= Direction =
Select each line where the word "production" appears.

= Provided material =

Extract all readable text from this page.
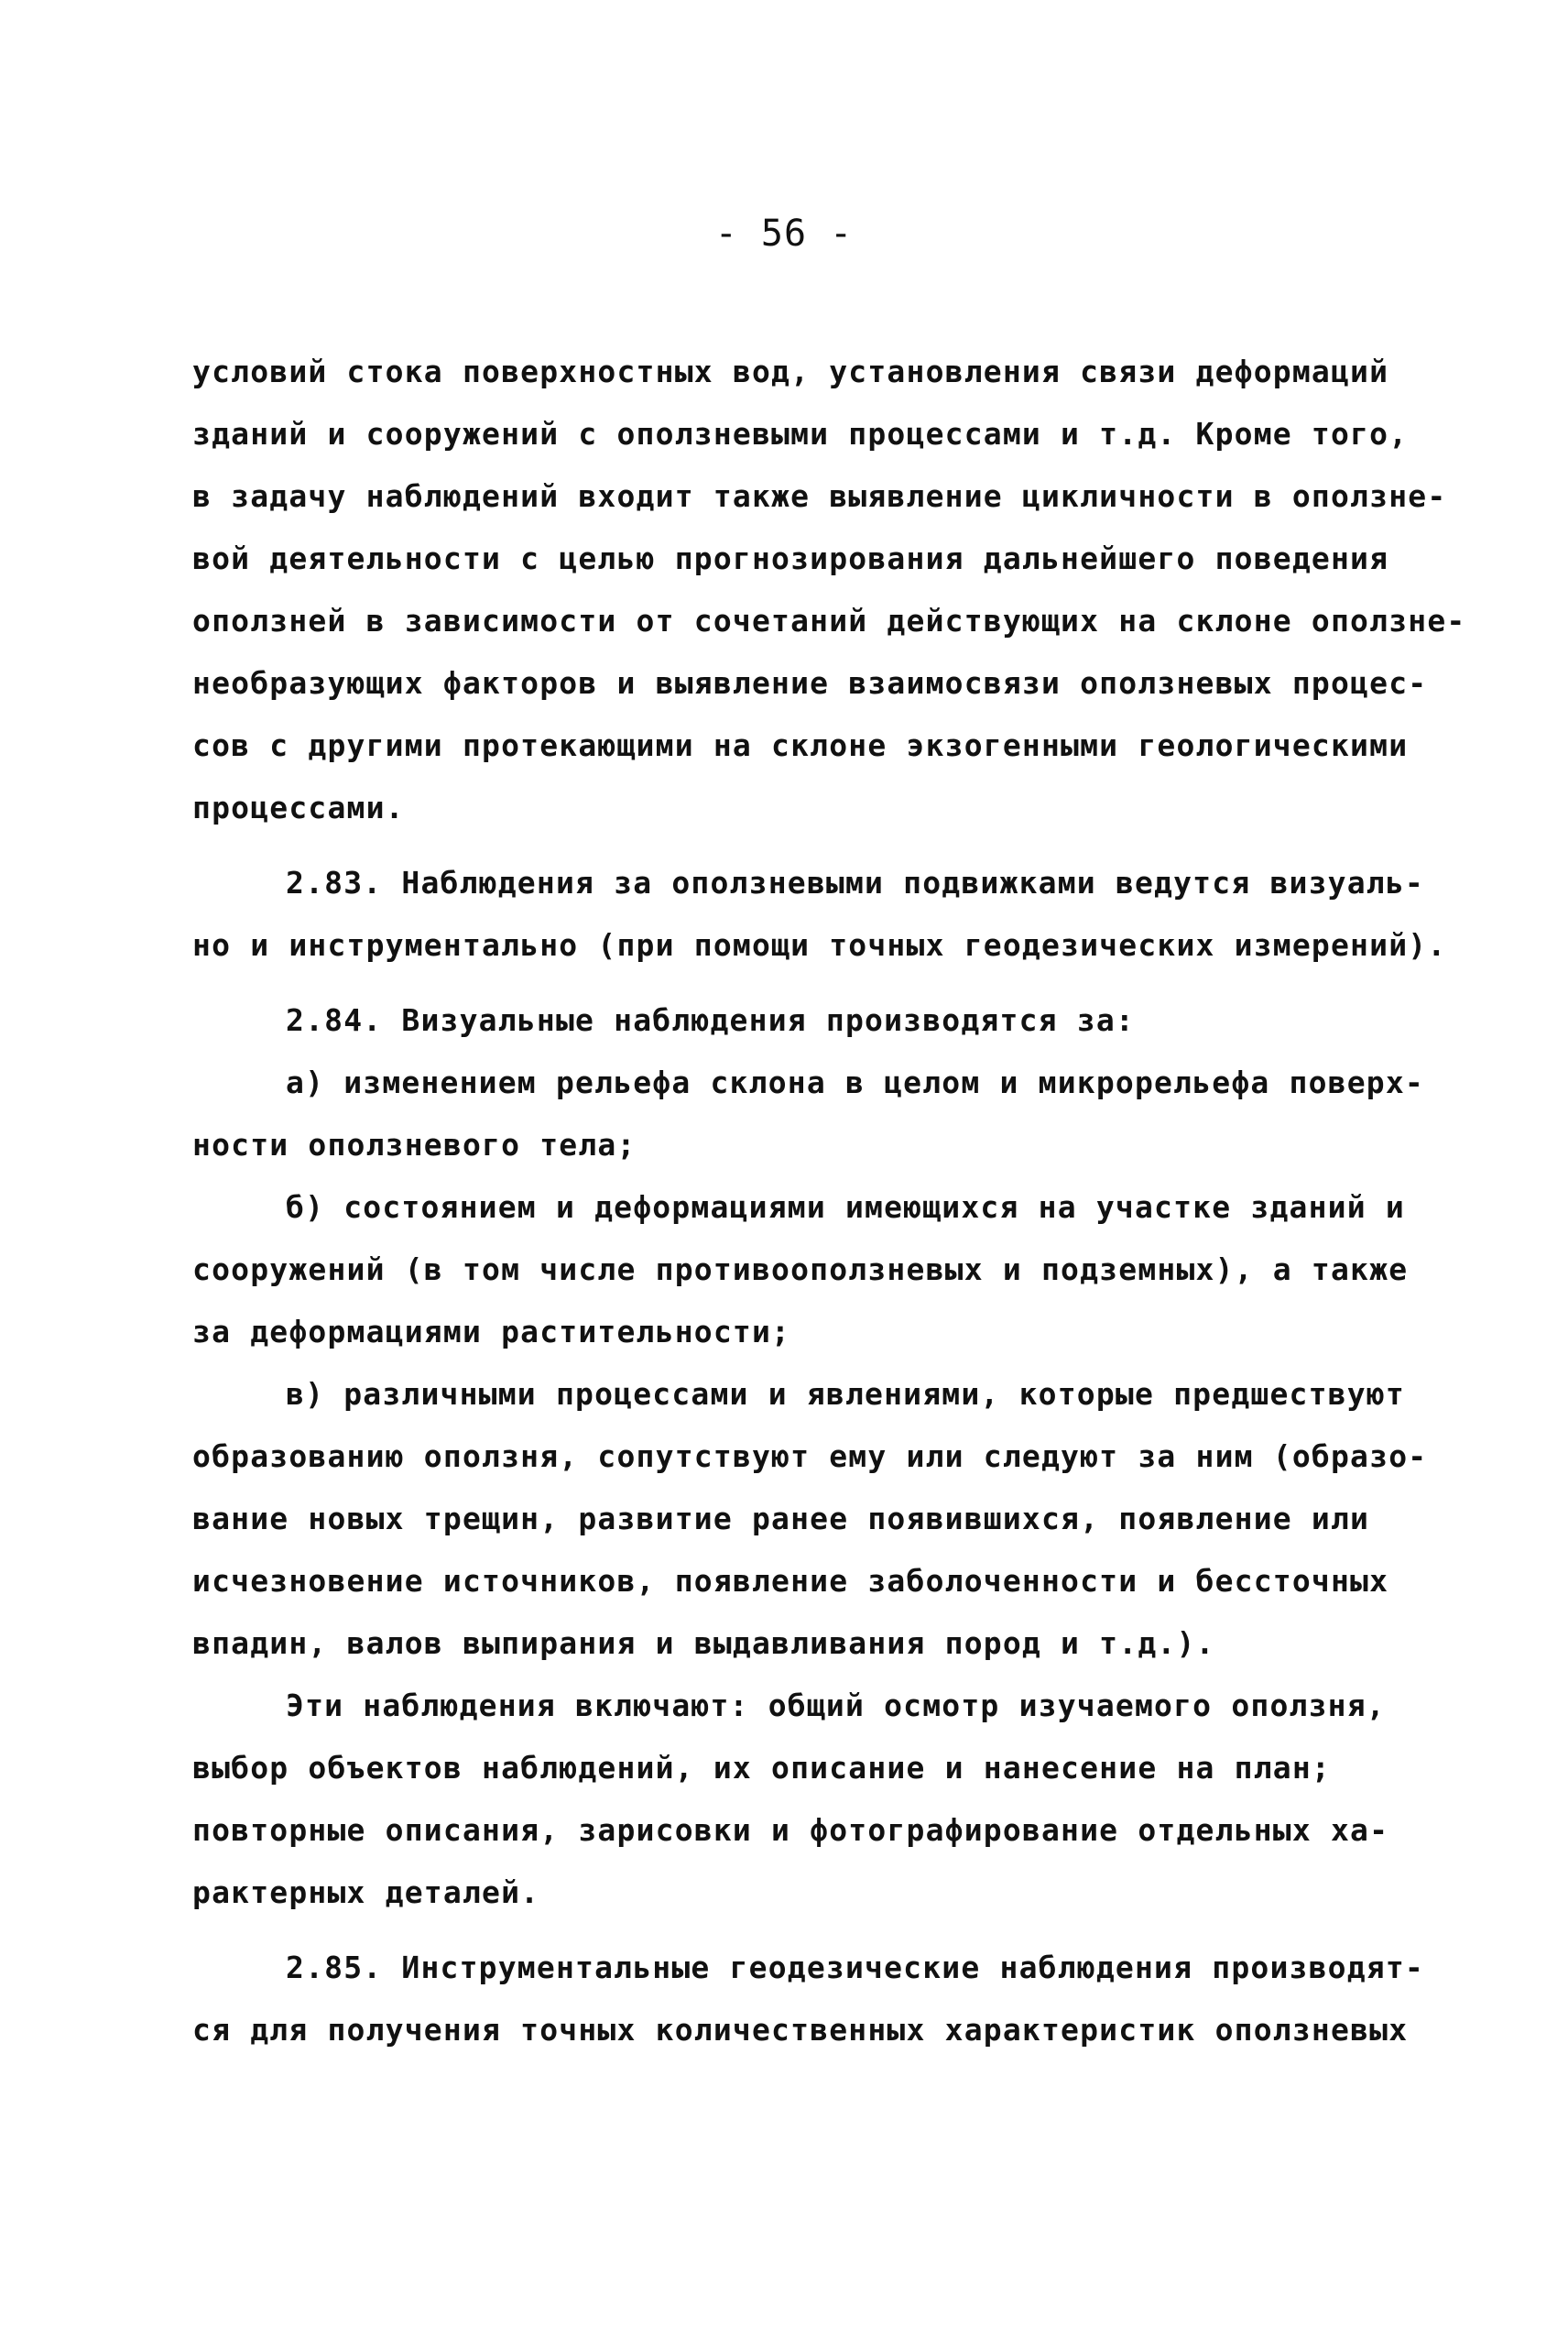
- 56 -
условий стока поверхностных вод, установления связи деформаций
зданий и сооружений с оползневыми процессами и т.д. Кроме того,
в задачу наблюдений входит также выявление цикличности в оползне-
вой деятельности с целью прогнозирования дальнейшего поведения
оползней в зависимости от сочетаний действующих на склоне оползне-
необразующих факторов и выявление взаимосвязи оползневых процес-
сов с другими протекающими на склоне экзогенными геологическими
процессами.
2.83. Наблюдения за оползневыми подвижками ведутся визуаль-
но и инструментально (при помощи точных геодезических измерений).
2.84. Визуальные наблюдения производятся за:
а) изменением рельефа склона в целом и микрорельефа поверх-
ности оползневого тела;
б) состоянием и деформациями имеющихся на участке зданий и
сооружений (в том числе противооползневых и подземных), а также
за деформациями растительности;
в) различными процессами и явлениями, которые предшествуют
образованию оползня, сопутствуют ему или следуют за ним (образо-
вание новых трещин, развитие ранее появившихся, появление или
исчезновение источников, появление заболоченности и бессточных
впадин, валов выпирания и выдавливания пород и т.д.).
Эти наблюдения включают: общий осмотр изучаемого оползня,
выбор объектов наблюдений, их описание и нанесение на план;
повторные описания, зарисовки и фотографирование отдельных ха-
рактерных деталей.
2.85. Инструментальные геодезические наблюдения производят-
ся для получения точных количественных характеристик оползневых
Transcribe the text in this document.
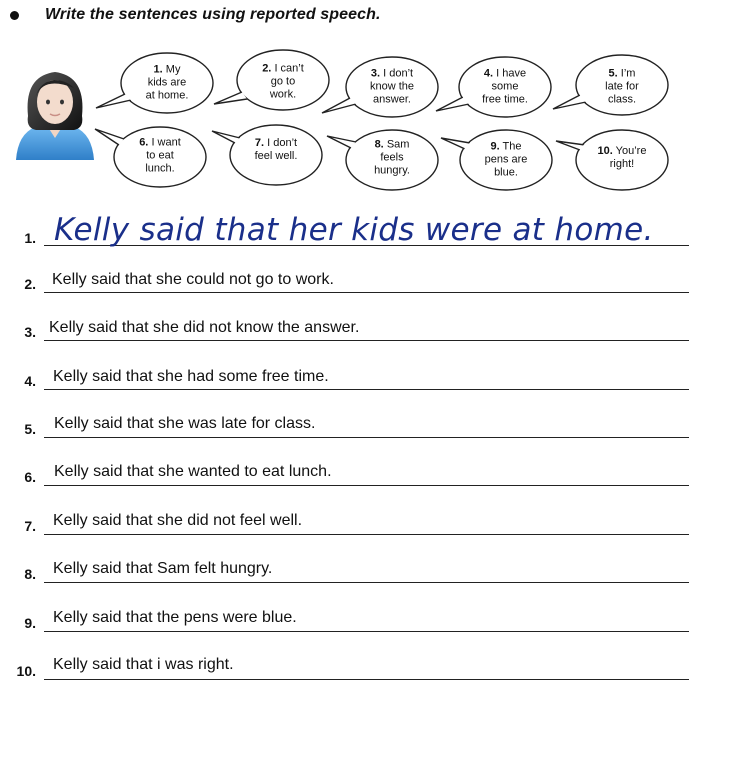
Write the sentences using reported speech.
1. My
kids are
at home.
2. I can’t
go to
work.
3. I don’t
know the
answer.
4. I have
some
free time.
5. I’m
late for
class.
6. I want
to eat
lunch.
7. I don’t
feel well.
8. Sam
feels
hungry.
9. The
pens are
blue.
10. You’re
right!
1. Kelly said that her kids were at home.
2. Kelly said that she could not go to work.
3. Kelly said that she did not know the answer.
4. Kelly said that she had some free time.
5. Kelly said that she was late for class.
6. Kelly said that she wanted to eat lunch.
7. Kelly said that she did not feel well.
8. Kelly said that Sam felt hungry.
9. Kelly said that the pens were blue.
10. Kelly said that i was right.
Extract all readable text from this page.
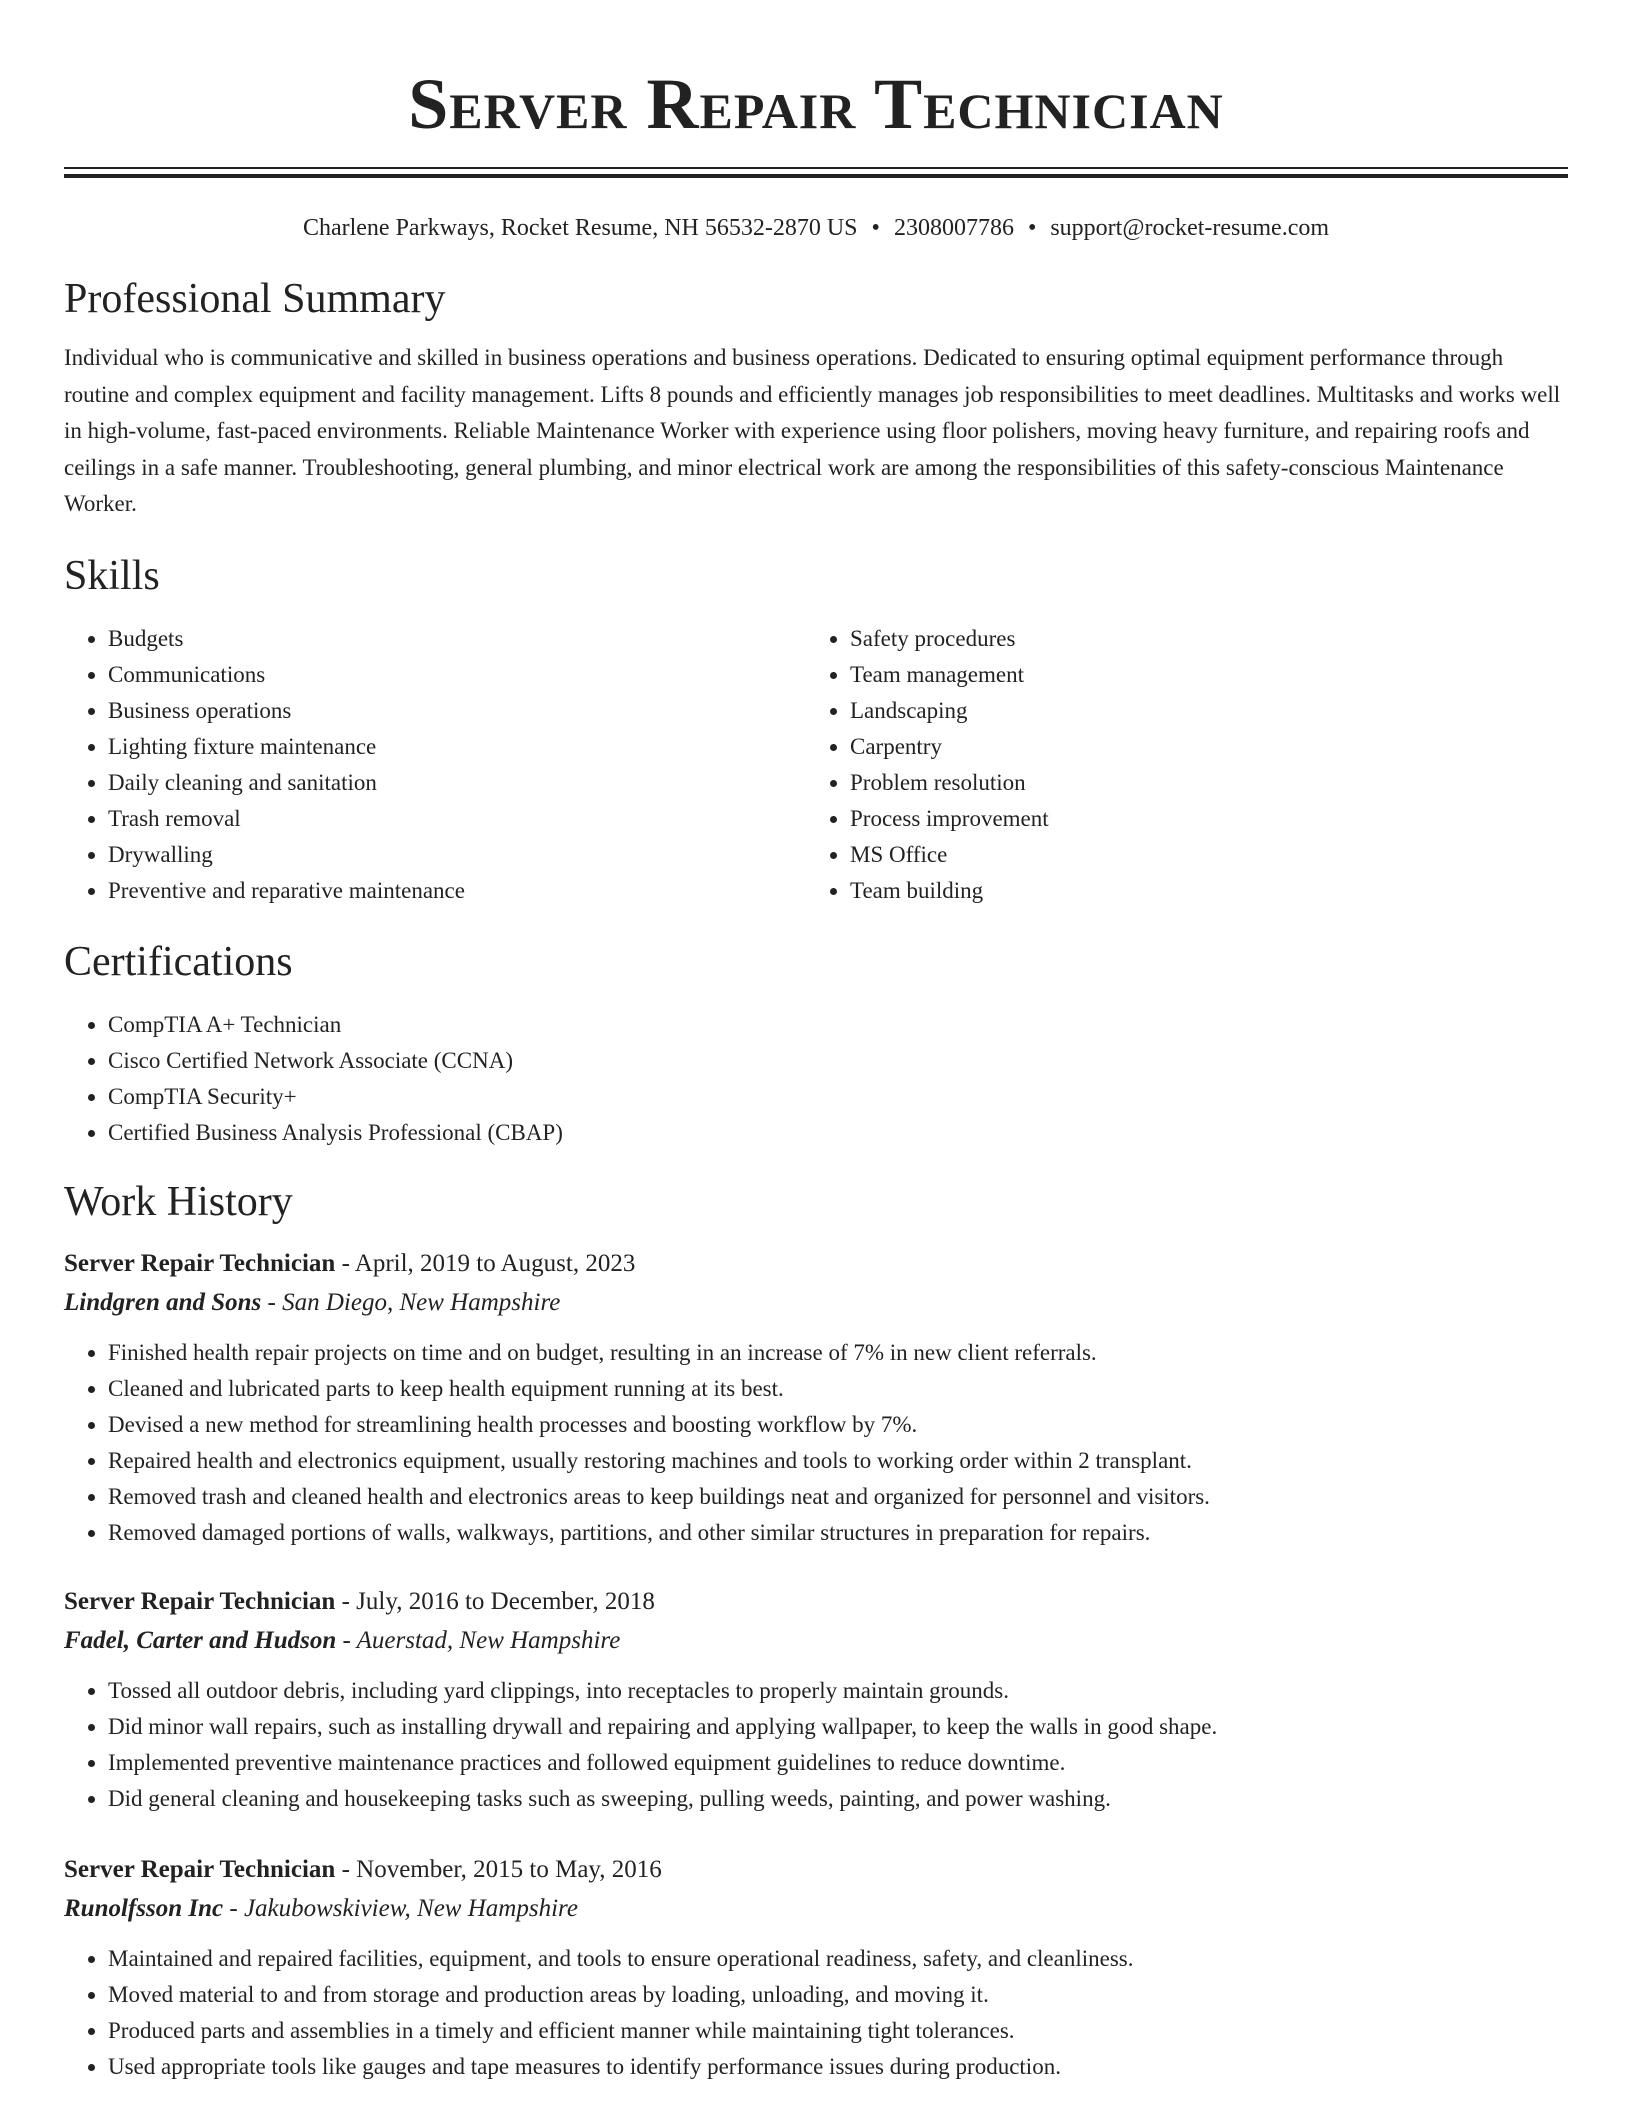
Server Repair Technician
Charlene Parkways, Rocket Resume, NH 56532-2870 US • 2308007786 • support@rocket-resume.com
Professional Summary

Individual who is communicative and skilled in business operations and business operations. Dedicated to ensuring optimal equipment performance through routine and complex equipment and facility management. Lifts 8 pounds and efficiently manages job responsibilities to meet deadlines. Multitasks and works well in high-volume, fast-paced environments. Reliable Maintenance Worker with experience using floor polishers, moving heavy furniture, and repairing roofs and ceilings in a safe manner. Troubleshooting, general plumbing, and minor electrical work are among the responsibilities of this safety-conscious Maintenance Worker.

Skills
• Budgets
• Communications
• Business operations
• Lighting fixture maintenance
• Daily cleaning and sanitation
• Trash removal
• Drywalling
• Preventive and reparative maintenance
• Safety procedures
• Team management
• Landscaping
• Carpentry
• Problem resolution
• Process improvement
• MS Office
• Team building
Certifications
• CompTIA A+ Technician
• Cisco Certified Network Associate (CCNA)
• CompTIA Security+
• Certified Business Analysis Professional (CBAP)
Work History
Server Repair Technician - April, 2019 to August, 2023
Lindgren and Sons - San Diego, New Hampshire
• Finished health repair projects on time and on budget, resulting in an increase of 7% in new client referrals.
• Cleaned and lubricated parts to keep health equipment running at its best.
• Devised a new method for streamlining health processes and boosting workflow by 7%.
• Repaired health and electronics equipment, usually restoring machines and tools to working order within 2 transplant.
• Removed trash and cleaned health and electronics areas to keep buildings neat and organized for personnel and visitors.
• Removed damaged portions of walls, walkways, partitions, and other similar structures in preparation for repairs.
Server Repair Technician - July, 2016 to December, 2018
Fadel, Carter and Hudson - Auerstad, New Hampshire
• Tossed all outdoor debris, including yard clippings, into receptacles to properly maintain grounds.
• Did minor wall repairs, such as installing drywall and repairing and applying wallpaper, to keep the walls in good shape.
• Implemented preventive maintenance practices and followed equipment guidelines to reduce downtime.
• Did general cleaning and housekeeping tasks such as sweeping, pulling weeds, painting, and power washing.
Server Repair Technician - November, 2015 to May, 2016
Runolfsson Inc - Jakubowskiview, New Hampshire
• Maintained and repaired facilities, equipment, and tools to ensure operational readiness, safety, and cleanliness.
• Moved material to and from storage and production areas by loading, unloading, and moving it.
• Produced parts and assemblies in a timely and efficient manner while maintaining tight tolerances.
• Used appropriate tools like gauges and tape measures to identify performance issues during production.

= Final result =
• Moved material to and from storage and production areas by loading, unloading, and moving it.
• Used appropriate tools like gauges and tape measures to identify performance issues during production.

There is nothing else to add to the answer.